INSTRUCTIONS FOR THE TASK — Go through the records and show each line where the word "content" occurs.

___ DATA SHOWN

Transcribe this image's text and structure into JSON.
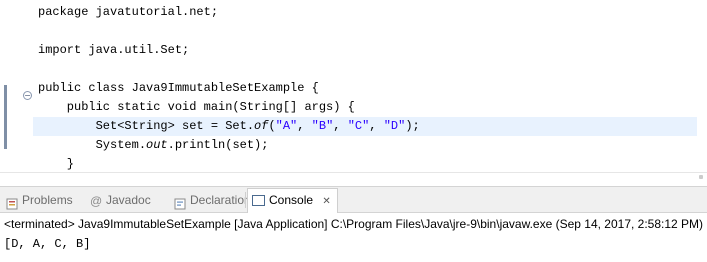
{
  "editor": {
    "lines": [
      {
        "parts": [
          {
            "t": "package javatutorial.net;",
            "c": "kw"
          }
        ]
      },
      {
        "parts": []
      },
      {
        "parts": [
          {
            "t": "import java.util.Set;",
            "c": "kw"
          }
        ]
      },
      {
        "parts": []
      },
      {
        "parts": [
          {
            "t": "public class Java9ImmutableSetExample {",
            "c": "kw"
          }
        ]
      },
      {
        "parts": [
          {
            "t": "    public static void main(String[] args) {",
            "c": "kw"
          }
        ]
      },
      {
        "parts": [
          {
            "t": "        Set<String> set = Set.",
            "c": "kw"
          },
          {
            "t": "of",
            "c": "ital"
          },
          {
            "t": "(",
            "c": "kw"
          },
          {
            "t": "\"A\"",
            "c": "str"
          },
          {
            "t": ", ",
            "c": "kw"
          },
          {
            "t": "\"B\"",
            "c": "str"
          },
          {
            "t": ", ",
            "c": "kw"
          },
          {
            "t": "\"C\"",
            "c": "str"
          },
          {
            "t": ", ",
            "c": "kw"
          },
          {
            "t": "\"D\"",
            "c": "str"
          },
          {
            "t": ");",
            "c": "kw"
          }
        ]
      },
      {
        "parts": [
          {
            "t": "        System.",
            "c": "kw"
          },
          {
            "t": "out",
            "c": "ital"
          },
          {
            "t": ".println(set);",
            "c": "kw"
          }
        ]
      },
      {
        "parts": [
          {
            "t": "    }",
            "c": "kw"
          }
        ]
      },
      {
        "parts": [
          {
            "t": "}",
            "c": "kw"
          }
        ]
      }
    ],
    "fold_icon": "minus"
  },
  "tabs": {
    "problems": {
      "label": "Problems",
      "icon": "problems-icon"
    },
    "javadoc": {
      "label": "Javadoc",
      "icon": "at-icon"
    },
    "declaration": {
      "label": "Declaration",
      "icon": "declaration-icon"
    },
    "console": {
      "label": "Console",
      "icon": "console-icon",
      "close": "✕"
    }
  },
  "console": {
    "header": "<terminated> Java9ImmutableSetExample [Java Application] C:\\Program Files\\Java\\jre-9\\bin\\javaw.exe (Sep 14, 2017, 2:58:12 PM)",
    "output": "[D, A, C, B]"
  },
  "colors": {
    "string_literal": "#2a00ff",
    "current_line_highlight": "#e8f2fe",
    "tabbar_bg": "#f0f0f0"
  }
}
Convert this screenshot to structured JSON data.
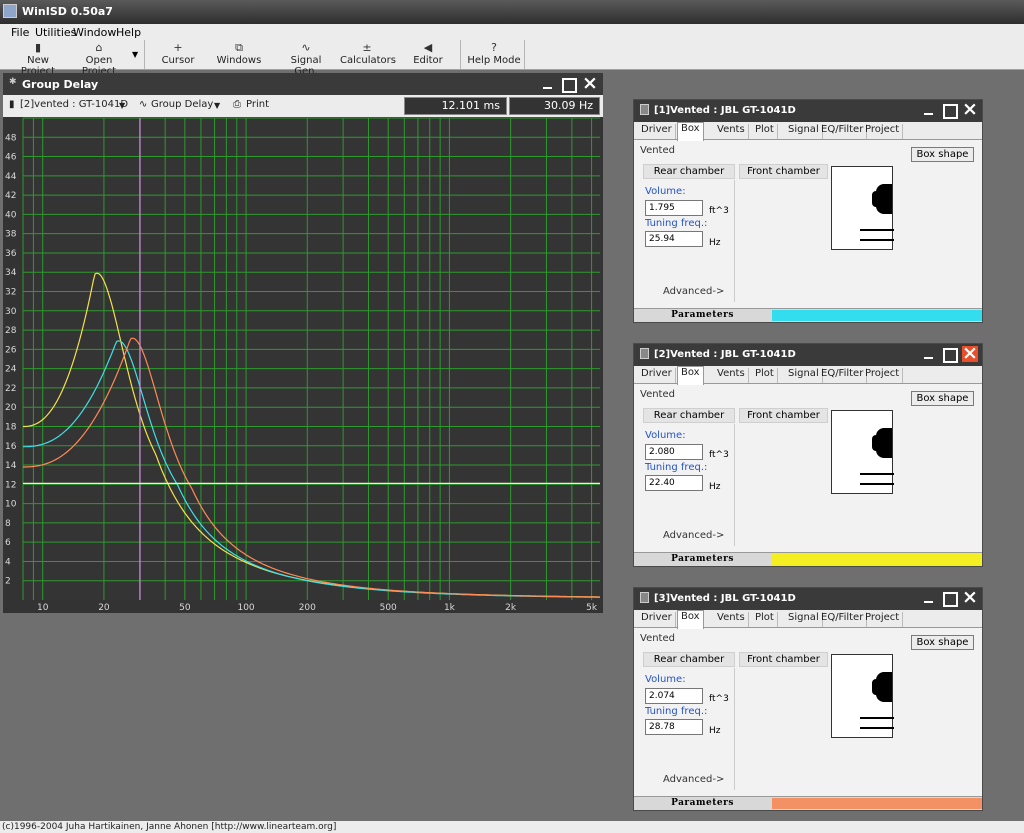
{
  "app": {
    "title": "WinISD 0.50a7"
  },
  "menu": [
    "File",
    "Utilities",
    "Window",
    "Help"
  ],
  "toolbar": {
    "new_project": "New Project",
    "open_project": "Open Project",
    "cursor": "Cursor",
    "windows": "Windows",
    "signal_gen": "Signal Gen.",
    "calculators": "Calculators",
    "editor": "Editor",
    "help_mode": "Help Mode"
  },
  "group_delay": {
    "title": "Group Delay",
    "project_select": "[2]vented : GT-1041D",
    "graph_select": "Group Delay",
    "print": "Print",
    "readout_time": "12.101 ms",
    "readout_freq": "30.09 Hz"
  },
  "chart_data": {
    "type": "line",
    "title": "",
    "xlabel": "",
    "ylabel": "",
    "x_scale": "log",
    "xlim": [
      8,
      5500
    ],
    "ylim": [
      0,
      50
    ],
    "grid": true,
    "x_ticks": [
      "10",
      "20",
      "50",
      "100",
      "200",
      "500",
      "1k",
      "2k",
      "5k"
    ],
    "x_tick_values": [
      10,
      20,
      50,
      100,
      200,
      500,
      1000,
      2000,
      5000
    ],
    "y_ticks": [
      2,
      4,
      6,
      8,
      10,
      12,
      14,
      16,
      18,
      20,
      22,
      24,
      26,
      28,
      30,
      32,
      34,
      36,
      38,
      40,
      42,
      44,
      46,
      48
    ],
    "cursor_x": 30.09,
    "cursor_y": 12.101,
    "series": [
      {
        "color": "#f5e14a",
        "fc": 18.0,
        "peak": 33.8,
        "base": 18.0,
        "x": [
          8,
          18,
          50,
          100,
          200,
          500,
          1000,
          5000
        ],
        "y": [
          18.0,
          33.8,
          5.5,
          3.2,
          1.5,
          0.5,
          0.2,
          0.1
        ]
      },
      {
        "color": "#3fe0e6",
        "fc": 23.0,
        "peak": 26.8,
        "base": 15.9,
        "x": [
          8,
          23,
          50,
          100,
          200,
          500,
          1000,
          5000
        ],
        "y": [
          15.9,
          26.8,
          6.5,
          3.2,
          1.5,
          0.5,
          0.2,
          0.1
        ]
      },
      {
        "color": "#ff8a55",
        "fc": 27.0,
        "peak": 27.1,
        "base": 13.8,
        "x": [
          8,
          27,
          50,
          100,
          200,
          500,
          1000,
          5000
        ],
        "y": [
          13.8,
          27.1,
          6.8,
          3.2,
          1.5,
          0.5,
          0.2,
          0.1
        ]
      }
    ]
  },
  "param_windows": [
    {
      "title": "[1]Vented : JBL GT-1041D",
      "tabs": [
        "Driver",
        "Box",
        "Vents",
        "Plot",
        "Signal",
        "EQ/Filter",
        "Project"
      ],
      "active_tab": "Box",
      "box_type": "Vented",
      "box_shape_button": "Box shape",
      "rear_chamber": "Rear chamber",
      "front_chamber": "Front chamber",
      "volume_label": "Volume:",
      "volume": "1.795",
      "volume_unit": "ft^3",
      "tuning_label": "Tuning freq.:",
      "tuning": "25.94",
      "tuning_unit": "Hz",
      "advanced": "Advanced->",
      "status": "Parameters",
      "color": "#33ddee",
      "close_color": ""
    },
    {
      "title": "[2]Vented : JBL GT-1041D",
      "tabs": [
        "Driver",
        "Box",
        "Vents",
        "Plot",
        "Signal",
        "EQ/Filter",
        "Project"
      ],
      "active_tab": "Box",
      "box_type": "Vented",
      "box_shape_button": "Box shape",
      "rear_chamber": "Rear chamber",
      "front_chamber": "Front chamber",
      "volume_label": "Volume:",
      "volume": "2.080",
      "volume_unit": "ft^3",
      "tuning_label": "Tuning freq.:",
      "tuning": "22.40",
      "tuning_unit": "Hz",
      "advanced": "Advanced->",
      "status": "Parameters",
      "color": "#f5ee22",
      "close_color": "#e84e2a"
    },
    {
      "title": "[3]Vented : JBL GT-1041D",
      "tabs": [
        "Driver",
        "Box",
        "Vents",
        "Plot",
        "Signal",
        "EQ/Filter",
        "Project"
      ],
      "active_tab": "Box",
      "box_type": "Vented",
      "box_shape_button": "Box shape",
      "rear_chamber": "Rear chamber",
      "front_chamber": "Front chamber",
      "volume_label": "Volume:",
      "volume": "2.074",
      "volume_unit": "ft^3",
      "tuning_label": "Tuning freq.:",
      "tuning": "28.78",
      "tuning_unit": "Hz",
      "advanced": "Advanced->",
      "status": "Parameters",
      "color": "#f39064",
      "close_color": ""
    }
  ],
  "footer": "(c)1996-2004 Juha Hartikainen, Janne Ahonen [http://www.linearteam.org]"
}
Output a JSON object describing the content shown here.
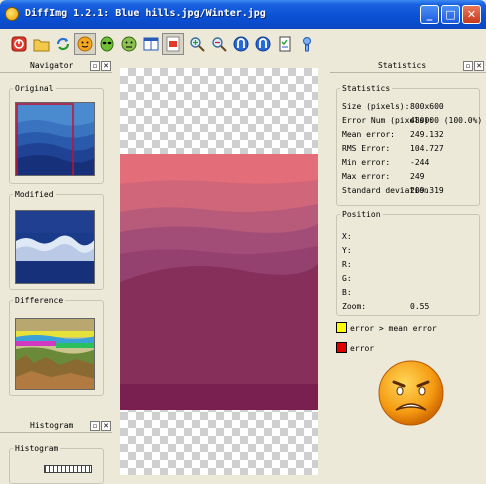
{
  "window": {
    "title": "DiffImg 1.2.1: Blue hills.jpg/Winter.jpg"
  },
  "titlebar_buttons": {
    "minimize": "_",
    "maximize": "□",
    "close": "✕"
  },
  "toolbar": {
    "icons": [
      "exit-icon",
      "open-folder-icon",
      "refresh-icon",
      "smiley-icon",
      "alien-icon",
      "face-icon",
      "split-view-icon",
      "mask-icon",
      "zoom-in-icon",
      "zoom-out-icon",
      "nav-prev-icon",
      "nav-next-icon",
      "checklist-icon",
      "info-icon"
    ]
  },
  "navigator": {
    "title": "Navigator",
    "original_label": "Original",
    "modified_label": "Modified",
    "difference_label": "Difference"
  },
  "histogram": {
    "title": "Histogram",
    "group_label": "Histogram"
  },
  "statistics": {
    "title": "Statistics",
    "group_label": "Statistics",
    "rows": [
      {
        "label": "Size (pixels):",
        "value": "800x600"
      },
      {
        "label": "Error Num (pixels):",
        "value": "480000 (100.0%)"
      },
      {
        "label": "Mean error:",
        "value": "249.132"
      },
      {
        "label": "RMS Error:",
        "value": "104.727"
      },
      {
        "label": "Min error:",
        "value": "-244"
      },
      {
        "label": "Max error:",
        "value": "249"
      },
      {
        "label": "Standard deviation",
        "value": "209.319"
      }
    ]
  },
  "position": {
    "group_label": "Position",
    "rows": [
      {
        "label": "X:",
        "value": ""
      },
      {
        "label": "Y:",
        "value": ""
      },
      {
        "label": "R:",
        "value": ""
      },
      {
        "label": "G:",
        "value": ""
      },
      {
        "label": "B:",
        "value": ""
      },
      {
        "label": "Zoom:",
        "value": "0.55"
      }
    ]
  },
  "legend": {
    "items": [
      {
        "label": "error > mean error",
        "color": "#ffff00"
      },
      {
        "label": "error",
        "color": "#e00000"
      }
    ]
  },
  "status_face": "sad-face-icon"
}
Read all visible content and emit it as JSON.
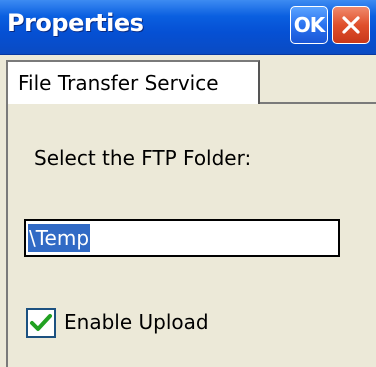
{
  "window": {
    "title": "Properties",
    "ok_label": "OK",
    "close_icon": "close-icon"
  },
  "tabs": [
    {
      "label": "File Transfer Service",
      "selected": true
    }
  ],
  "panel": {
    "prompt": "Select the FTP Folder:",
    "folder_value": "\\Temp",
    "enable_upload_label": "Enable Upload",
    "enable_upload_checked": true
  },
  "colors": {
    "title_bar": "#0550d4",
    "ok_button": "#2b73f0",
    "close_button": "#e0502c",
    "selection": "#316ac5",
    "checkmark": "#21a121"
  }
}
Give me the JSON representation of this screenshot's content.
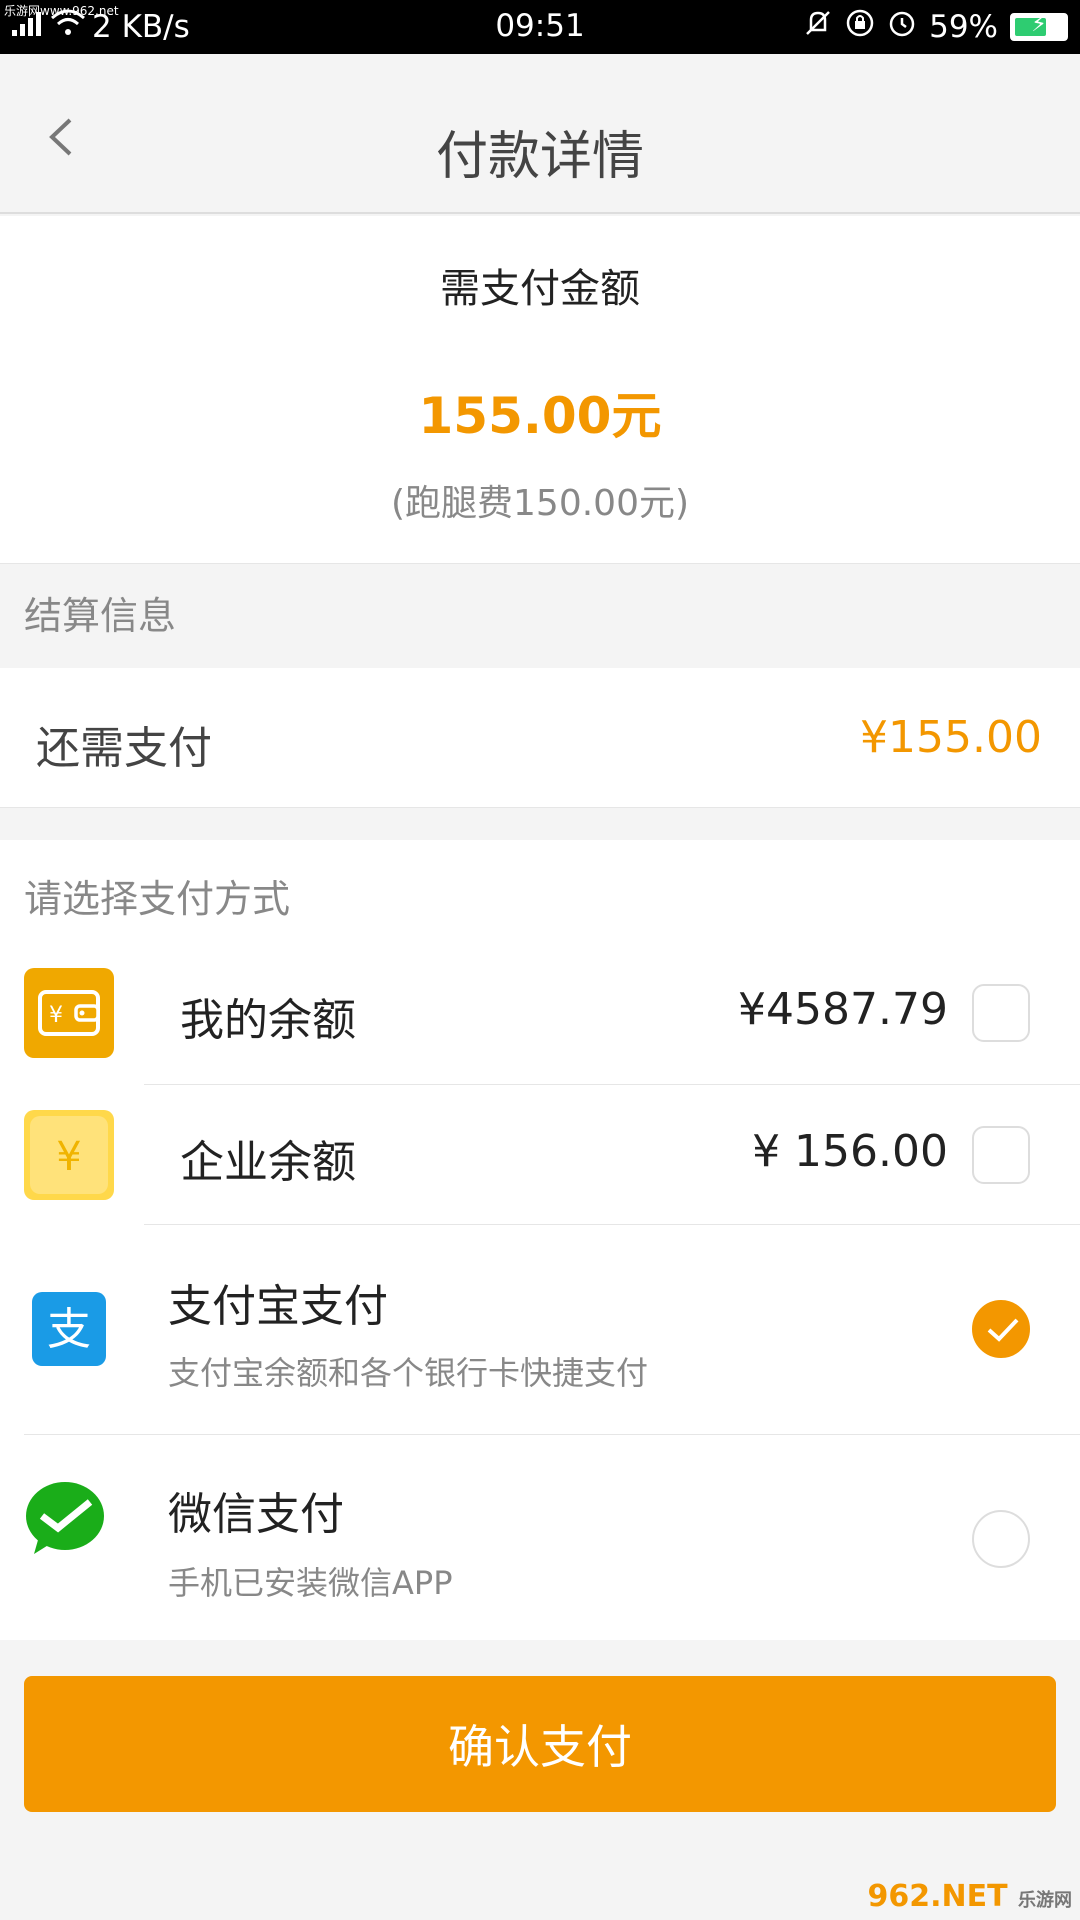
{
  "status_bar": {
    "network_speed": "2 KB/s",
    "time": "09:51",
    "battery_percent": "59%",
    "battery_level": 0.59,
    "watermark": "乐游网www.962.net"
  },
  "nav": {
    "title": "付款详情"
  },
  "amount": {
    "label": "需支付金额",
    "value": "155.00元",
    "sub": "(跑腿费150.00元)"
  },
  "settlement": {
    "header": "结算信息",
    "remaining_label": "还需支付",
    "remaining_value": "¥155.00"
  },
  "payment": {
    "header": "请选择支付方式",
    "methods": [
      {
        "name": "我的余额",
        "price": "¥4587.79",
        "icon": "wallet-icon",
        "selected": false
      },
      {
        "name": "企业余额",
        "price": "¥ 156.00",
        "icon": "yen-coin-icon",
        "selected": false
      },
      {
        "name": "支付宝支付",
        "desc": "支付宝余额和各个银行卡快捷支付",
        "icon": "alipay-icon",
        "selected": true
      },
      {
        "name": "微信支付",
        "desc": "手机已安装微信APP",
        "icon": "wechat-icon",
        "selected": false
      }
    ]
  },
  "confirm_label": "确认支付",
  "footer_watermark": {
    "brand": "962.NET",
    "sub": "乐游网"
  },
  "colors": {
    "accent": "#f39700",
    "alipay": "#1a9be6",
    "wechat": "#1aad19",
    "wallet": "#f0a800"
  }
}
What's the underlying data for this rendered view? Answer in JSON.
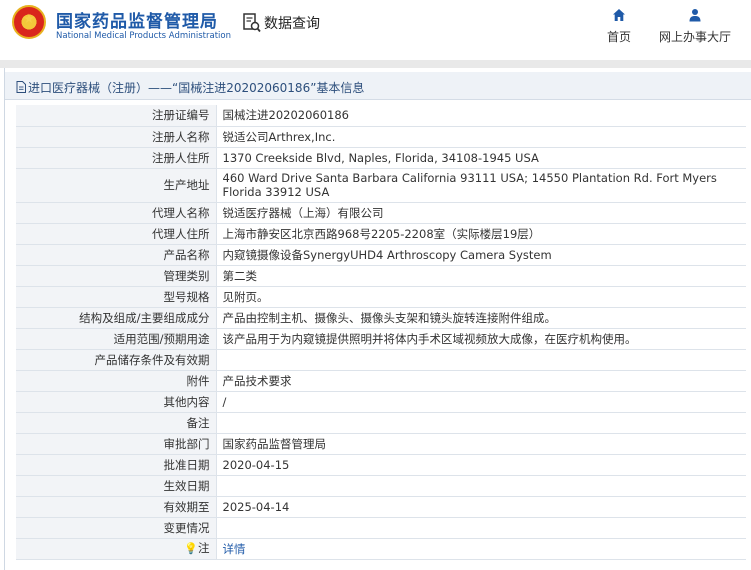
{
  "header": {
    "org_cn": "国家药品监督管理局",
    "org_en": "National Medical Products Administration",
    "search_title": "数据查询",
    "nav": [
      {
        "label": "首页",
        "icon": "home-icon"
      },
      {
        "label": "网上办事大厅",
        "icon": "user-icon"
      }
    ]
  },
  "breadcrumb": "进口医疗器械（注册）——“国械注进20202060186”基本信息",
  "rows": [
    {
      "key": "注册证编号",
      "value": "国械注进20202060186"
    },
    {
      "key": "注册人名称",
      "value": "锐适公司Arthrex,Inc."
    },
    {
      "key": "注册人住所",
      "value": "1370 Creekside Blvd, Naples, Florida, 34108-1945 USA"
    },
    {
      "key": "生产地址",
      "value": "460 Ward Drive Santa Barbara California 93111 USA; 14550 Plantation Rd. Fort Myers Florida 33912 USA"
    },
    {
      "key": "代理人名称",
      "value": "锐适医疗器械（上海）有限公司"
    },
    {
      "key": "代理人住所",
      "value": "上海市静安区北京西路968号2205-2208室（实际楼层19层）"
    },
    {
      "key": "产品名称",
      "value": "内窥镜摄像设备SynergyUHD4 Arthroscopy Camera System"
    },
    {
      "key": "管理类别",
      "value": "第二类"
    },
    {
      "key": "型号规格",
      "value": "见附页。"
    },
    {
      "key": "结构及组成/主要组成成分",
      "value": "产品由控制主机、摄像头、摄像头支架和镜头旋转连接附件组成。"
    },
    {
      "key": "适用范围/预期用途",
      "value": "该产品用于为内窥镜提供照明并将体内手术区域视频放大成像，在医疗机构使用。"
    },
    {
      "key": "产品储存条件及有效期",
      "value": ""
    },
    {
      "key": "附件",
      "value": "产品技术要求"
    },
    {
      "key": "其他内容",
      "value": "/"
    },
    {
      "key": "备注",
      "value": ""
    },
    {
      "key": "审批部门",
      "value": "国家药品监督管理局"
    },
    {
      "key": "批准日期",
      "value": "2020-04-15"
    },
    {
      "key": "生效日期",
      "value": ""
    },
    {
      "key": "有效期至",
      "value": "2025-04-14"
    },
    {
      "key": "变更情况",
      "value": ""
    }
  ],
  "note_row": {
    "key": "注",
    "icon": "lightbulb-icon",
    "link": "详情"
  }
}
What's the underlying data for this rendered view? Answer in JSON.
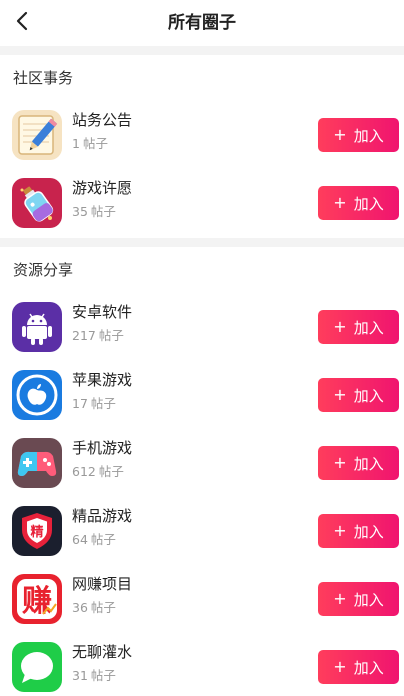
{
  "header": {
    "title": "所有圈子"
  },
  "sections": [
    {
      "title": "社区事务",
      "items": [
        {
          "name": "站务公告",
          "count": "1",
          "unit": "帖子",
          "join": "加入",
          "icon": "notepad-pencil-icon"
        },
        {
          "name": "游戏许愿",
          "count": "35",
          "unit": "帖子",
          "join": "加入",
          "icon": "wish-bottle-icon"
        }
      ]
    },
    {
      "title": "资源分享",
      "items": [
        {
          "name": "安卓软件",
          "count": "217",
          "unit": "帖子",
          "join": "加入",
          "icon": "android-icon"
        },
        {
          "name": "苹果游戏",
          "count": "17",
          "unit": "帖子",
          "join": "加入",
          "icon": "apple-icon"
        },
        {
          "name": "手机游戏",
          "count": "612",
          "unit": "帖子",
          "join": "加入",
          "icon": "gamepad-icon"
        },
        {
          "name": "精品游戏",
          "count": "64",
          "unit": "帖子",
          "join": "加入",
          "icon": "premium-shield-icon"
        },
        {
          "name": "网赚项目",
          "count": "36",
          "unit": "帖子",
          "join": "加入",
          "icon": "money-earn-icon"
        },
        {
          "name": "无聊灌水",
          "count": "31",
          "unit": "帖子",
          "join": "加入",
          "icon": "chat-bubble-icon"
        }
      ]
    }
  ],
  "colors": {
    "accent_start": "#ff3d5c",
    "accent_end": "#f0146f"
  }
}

______

THE ANSWER —
Output a JSON object describing the content shown here.
Read all visible content and emit it as JSON.
Give me the JSON representation of this screenshot's content.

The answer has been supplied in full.